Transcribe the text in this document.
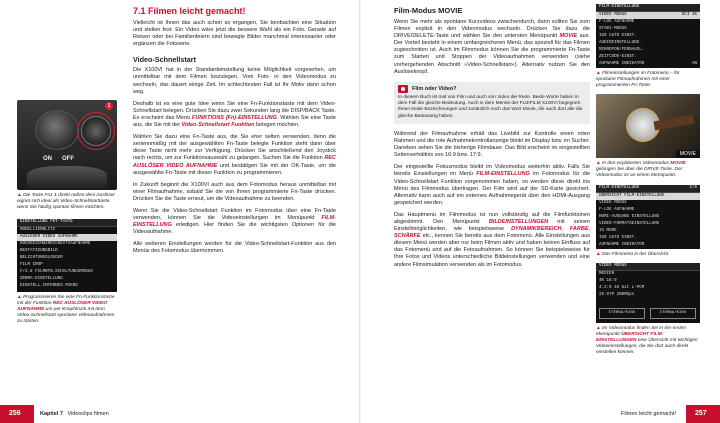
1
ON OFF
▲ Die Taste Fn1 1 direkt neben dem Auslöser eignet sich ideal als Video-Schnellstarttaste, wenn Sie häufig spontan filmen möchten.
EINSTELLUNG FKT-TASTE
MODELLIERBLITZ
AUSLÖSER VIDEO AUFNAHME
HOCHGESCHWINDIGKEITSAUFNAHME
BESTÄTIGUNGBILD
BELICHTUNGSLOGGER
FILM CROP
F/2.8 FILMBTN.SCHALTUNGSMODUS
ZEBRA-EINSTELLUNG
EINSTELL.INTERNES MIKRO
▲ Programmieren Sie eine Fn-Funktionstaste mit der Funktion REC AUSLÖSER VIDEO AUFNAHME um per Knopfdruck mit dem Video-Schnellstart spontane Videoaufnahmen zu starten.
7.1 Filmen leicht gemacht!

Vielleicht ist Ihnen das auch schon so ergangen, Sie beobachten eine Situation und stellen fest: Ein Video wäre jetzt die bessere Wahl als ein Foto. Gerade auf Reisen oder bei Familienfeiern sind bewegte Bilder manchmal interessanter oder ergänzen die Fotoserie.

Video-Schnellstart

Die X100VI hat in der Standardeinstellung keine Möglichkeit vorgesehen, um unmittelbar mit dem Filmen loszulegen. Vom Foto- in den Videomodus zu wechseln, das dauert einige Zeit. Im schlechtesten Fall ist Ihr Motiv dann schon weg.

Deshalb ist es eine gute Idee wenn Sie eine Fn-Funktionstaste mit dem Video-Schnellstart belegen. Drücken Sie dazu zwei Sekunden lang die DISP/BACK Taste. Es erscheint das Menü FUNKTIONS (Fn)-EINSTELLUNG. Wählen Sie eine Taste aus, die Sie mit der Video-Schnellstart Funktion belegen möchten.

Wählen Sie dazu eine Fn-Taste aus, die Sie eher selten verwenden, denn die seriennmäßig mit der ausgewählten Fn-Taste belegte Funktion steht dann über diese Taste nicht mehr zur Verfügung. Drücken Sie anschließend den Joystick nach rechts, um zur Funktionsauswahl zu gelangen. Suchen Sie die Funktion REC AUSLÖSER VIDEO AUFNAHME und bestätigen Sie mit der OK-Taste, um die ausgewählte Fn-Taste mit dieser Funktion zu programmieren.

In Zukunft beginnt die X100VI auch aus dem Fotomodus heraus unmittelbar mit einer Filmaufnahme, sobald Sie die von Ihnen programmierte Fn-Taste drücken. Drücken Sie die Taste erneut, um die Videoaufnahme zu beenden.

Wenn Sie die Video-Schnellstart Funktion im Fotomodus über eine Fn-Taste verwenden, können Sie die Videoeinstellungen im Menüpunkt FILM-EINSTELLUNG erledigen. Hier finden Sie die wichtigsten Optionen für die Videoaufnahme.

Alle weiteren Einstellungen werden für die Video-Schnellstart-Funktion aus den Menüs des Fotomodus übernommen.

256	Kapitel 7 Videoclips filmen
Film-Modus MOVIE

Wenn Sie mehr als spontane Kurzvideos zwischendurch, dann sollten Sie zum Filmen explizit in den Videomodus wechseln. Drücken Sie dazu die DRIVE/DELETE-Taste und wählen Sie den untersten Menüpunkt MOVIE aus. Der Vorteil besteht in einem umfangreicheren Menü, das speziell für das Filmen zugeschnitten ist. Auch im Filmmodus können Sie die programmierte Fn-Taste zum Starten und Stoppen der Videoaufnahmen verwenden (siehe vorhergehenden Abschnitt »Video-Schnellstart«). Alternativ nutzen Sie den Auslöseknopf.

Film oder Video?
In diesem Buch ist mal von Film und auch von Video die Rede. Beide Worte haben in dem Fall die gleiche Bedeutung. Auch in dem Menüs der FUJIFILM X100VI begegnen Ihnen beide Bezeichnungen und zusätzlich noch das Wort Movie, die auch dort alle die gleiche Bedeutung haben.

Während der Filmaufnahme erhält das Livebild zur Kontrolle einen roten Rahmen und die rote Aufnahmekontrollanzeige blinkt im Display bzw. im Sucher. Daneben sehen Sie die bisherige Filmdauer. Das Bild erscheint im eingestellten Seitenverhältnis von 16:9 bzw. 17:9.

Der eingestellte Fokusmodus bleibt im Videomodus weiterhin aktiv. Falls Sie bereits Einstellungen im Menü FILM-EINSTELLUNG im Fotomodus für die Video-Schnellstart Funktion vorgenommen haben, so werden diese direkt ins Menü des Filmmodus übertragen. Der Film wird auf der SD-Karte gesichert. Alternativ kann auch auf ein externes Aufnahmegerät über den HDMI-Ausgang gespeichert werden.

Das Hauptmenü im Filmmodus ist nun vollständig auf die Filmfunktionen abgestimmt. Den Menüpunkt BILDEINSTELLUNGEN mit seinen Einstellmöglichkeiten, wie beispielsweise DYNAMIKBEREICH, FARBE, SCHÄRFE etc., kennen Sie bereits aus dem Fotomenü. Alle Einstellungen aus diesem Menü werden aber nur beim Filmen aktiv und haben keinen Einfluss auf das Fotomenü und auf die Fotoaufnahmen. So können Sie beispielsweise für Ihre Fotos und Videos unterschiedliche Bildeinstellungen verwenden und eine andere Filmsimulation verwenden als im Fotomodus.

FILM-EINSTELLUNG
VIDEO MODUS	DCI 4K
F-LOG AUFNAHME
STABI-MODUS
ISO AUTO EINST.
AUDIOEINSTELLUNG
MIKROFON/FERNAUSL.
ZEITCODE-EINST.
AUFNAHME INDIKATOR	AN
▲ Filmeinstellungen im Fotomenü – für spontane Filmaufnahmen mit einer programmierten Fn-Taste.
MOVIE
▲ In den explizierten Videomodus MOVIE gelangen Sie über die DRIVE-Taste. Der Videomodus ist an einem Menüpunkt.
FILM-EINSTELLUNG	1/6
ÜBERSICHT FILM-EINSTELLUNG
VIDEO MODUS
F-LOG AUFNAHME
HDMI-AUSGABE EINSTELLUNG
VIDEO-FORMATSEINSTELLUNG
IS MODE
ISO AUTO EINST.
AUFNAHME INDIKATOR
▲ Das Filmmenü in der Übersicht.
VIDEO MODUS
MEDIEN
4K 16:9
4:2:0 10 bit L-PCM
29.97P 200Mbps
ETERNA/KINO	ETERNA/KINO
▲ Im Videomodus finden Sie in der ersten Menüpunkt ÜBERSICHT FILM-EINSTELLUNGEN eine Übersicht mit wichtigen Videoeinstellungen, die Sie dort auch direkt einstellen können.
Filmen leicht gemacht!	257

_Exercise_. What's needed is a word-for-word retyping of the listing, minus its pictures.

_Solution to the exercise_.
Transcribe the text in this document.
1
ON OFF
▲ Die Taste Fn1 1 direkt neben dem Auslöser eignet sich ideal als Video-Schnellstarttaste, wenn Sie häufig spontan filmen möchten.
EINSTELLUNG FKT-TASTE
MODELLIERBLITZ
AUSLÖSER VIDEO AUFNAHME
HOCHGESCHWINDIGKEITSAUFNAHME
BESTÄTIGUNGBILD
BELICHTUNGSLOGGER
FILM CROP
F/2.8 FILMBTN.SCHALTUNGSMODUS
ZEBRA-EINSTELLUNG
EINSTELL.INTERNES MIKRO
▲ Programmieren Sie eine Fn-Funktionstaste mit der Funktion REC AUSLÖSER VIDEO AUFNAHME um per Knopfdruck mit dem Video-Schnellstart spontane Videoaufnahmen zu starten.
7.1 Filmen leicht gemacht!

Vielleicht ist Ihnen das auch schon so ergangen, Sie beobachten eine Situation und stellen fest: Ein Video wäre jetzt die bessere Wahl als ein Foto. Gerade auf Reisen oder bei Familienfeiern sind bewegte Bilder manchmal interessanter oder ergänzen die Fotoserie.

Video-Schnellstart

Die X100VI hat in der Standardeinstellung keine Möglichkeit vorgesehen, um unmittelbar mit dem Filmen loszulegen. Vom Foto- in den Videomodus zu wechseln, das dauert einige Zeit. Im schlechtesten Fall ist Ihr Motiv dann schon weg.

Deshalb ist es eine gute Idee wenn Sie eine Fn-Funktionstaste mit dem Video-Schnellstart belegen. Drücken Sie dazu zwei Sekunden lang die DISP/BACK Taste. Es erscheint das Menü FUNKTIONS (Fn)-EINSTELLUNG. Wählen Sie eine Taste aus, die Sie mit der Video-Schnellstart Funktion belegen möchten.

Wählen Sie dazu eine Fn-Taste aus, die Sie eher selten verwenden, denn die seriennmäßig mit der ausgewählten Fn-Taste belegte Funktion steht dann über diese Taste nicht mehr zur Verfügung. Drücken Sie anschließend den Joystick nach rechts, um zur Funktionsauswahl zu gelangen. Suchen Sie die Funktion REC AUSLÖSER VIDEO AUFNAHME und bestätigen Sie mit der OK-Taste, um die ausgewählte Fn-Taste mit dieser Funktion zu programmieren.

In Zukunft beginnt die X100VI auch aus dem Fotomodus heraus unmittelbar mit einer Filmaufnahme, sobald Sie die von Ihnen programmierte Fn-Taste drücken. Drücken Sie die Taste erneut, um die Videoaufnahme zu beenden.

Wenn Sie die Video-Schnellstart Funktion im Fotomodus über eine Fn-Taste verwenden, können Sie die Videoeinstellungen im Menüpunkt FILM-EINSTELLUNG erledigen. Hier finden Sie die wichtigsten Optionen für die Videoaufnahme.

Alle weiteren Einstellungen werden für die Video-Schnellstart-Funktion aus den Menüs des Fotomodus übernommen.

256	Kapitel 7 Videoclips filmen
Film-Modus MOVIE

Wenn Sie mehr als spontane Kurzvideos zwischendurch, dann sollten Sie zum Filmen explizit in den Videomodus wechseln. Drücken Sie dazu die DRIVE/DELETE-Taste und wählen Sie den untersten Menüpunkt MOVIE aus. Der Vorteil besteht in einem umfangreicheren Menü, das speziell für das Filmen zugeschnitten ist. Auch im Filmmodus können Sie die programmierte Fn-Taste zum Starten und Stoppen der Videoaufnahmen verwenden (siehe vorhergehenden Abschnitt »Video-Schnellstart«). Alternativ nutzen Sie den Auslöseknopf.

Film oder Video?
In diesem Buch ist mal von Film und auch von Video die Rede. Beide Worte haben in dem Fall die gleiche Bedeutung. Auch in dem Menüs der FUJIFILM X100VI begegnen Ihnen beide Bezeichnungen und zusätzlich noch das Wort Movie, die auch dort alle die gleiche Bedeutung haben.

Während der Filmaufnahme erhält das Livebild zur Kontrolle einen roten Rahmen und die rote Aufnahmekontrollanzeige blinkt im Display bzw. im Sucher. Daneben sehen Sie die bisherige Filmdauer. Das Bild erscheint im eingestellten Seitenverhältnis von 16:9 bzw. 17:9.

Der eingestellte Fokusmodus bleibt im Videomodus weiterhin aktiv. Falls Sie bereits Einstellungen im Menü FILM-EINSTELLUNG im Fotomodus für die Video-Schnellstart Funktion vorgenommen haben, so werden diese direkt ins Menü des Filmmodus übertragen. Der Film wird auf der SD-Karte gesichert. Alternativ kann auch auf ein externes Aufnahmegerät über den HDMI-Ausgang gespeichert werden.

Das Hauptmenü im Filmmodus ist nun vollständig auf die Filmfunktionen abgestimmt. Den Menüpunkt BILDEINSTELLUNGEN mit seinen Einstellmöglichkeiten, wie beispielsweise DYNAMIKBEREICH, FARBE, SCHÄRFE etc., kennen Sie bereits aus dem Fotomenü. Alle Einstellungen aus diesem Menü werden aber nur beim Filmen aktiv und haben keinen Einfluss auf das Fotomenü und auf die Fotoaufnahmen. So können Sie beispielsweise für Ihre Fotos und Videos unterschiedliche Bildeinstellungen verwenden und eine andere Filmsimulation verwenden als im Fotomodus.

FILM-EINSTELLUNG
VIDEO MODUS	DCI 4K
F-LOG AUFNAHME
STABI-MODUS
ISO AUTO EINST.
AUDIOEINSTELLUNG
MIKROFON/FERNAUSL.
ZEITCODE-EINST.
AUFNAHME INDIKATOR	AN
▲ Filmeinstellungen im Fotomenü – für spontane Filmaufnahmen mit einer programmierten Fn-Taste.
MOVIE
▲ In den explizierten Videomodus MOVIE gelangen Sie über die DRIVE-Taste. Der Videomodus ist an einem Menüpunkt.
FILM-EINSTELLUNG	1/6
ÜBERSICHT FILM-EINSTELLUNG
VIDEO MODUS
F-LOG AUFNAHME
HDMI-AUSGABE EINSTELLUNG
VIDEO-FORMATSEINSTELLUNG
IS MODE
ISO AUTO EINST.
AUFNAHME INDIKATOR
▲ Das Filmmenü in der Übersicht.
VIDEO MODUS
MEDIEN
4K 16:9
4:2:0 10 bit L-PCM
29.97P 200Mbps
ETERNA/KINO	ETERNA/KINO
▲ Im Videomodus finden Sie in der ersten Menüpunkt ÜBERSICHT FILM-EINSTELLUNGEN eine Übersicht mit wichtigen Videoeinstellungen, die Sie dort auch direkt einstellen können.
Filmen leicht gemacht!	257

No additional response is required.